● **Exercise description**
Return each line of the records holding the string "times".

— start Source material —

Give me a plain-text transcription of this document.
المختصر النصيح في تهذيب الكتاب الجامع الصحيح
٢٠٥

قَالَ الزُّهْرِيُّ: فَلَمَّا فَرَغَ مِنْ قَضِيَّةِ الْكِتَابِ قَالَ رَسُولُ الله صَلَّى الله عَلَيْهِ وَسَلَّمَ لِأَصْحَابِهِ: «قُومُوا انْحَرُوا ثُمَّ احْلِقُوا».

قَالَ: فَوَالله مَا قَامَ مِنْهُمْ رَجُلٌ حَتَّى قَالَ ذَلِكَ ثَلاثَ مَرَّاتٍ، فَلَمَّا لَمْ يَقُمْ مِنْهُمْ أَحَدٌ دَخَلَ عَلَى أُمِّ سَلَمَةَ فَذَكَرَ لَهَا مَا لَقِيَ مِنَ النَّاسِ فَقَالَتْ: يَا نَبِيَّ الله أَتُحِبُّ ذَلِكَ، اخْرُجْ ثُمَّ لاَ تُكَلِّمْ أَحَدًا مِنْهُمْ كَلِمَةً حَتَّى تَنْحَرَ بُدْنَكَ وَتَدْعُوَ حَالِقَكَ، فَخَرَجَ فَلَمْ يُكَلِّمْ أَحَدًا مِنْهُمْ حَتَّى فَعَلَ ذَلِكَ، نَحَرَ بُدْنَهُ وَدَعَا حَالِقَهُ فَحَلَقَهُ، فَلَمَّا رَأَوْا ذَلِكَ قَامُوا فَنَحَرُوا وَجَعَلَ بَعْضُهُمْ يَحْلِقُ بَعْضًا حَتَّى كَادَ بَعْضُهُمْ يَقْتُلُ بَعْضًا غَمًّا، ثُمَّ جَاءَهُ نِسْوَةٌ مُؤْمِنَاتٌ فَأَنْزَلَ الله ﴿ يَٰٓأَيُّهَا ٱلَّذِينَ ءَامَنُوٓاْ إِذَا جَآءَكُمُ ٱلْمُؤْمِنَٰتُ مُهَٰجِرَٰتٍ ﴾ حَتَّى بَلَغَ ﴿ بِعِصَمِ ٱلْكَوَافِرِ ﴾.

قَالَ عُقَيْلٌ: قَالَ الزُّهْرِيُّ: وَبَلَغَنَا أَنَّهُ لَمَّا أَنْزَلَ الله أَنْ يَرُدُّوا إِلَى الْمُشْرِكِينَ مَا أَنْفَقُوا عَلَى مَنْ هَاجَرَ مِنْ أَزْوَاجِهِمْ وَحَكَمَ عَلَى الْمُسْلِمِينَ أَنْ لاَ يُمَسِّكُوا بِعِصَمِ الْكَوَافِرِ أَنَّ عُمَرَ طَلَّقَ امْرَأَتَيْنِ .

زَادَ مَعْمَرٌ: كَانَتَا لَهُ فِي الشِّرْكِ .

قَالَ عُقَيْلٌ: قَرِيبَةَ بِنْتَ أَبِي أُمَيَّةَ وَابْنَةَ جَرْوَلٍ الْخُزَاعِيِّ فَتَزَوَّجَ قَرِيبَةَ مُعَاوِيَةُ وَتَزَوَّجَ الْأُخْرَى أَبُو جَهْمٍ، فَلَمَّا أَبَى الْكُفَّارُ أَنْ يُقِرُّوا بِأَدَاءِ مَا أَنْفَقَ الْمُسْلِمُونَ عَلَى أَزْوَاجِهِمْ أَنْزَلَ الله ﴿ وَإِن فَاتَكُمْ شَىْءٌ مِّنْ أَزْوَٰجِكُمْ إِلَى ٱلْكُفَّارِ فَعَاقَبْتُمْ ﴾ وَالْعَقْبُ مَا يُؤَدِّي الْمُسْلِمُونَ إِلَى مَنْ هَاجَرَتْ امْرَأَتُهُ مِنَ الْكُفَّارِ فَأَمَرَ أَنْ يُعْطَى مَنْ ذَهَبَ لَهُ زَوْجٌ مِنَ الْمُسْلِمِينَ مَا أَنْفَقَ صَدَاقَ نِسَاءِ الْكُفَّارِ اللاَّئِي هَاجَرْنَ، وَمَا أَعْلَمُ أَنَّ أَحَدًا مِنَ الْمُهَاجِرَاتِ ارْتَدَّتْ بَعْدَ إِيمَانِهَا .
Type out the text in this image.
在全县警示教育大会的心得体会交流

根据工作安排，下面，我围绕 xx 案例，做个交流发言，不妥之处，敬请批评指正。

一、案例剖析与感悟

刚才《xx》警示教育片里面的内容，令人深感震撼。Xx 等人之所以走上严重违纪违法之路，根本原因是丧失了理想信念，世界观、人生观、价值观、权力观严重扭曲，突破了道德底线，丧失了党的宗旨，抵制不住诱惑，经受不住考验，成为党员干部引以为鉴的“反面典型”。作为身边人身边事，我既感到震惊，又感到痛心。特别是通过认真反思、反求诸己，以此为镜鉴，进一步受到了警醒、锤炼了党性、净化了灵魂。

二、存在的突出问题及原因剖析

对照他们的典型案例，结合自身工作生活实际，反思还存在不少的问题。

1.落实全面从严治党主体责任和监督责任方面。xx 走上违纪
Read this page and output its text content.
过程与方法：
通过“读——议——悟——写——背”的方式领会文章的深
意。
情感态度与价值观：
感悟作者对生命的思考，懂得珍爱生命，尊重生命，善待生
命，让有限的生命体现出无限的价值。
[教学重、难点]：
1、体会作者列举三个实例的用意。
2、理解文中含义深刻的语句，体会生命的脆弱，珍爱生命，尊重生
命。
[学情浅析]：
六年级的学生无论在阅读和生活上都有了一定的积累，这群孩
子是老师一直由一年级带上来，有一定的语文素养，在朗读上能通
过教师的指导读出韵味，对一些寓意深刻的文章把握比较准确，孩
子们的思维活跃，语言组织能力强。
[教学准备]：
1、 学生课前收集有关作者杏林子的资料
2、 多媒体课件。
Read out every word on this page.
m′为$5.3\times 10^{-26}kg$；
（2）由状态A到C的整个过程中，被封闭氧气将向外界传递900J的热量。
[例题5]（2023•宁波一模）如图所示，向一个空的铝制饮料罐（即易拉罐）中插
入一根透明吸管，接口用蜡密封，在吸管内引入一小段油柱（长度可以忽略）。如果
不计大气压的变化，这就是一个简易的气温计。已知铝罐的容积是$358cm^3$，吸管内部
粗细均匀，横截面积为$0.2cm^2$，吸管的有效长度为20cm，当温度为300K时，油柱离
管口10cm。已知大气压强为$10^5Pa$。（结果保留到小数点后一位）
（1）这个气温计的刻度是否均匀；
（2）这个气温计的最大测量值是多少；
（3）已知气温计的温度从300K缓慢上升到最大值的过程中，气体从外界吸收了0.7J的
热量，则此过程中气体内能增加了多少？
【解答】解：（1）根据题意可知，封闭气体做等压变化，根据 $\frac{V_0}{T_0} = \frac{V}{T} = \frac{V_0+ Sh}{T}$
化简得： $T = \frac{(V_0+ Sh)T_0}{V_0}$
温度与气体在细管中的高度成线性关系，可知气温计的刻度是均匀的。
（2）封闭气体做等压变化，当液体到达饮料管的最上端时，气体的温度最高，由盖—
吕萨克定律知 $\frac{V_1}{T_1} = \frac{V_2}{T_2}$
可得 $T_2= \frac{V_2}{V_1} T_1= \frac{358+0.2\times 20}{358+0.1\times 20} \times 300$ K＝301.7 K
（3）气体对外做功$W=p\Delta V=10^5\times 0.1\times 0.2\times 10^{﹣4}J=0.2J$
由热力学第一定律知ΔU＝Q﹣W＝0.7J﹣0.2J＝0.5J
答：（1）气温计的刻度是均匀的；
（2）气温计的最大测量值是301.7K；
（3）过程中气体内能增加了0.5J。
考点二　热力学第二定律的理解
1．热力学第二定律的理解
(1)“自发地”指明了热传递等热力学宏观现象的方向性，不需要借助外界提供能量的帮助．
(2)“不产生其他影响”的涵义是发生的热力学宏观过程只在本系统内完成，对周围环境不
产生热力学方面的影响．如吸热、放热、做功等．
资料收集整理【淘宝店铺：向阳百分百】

— end Source material —

● **Response below**
m′为$5.3\times 10^{-26}kg$；
可得 $T_2= \frac{V_2}{V_1} T_1= \frac{358+0.2\times 20}{358+0.1\times 20} \times 300$ K＝301.7 K
（3）气体对外做功$W=p\Delta V=10^5\times 0.1\times 0.2\times 10^{﹣4}J=0.2J$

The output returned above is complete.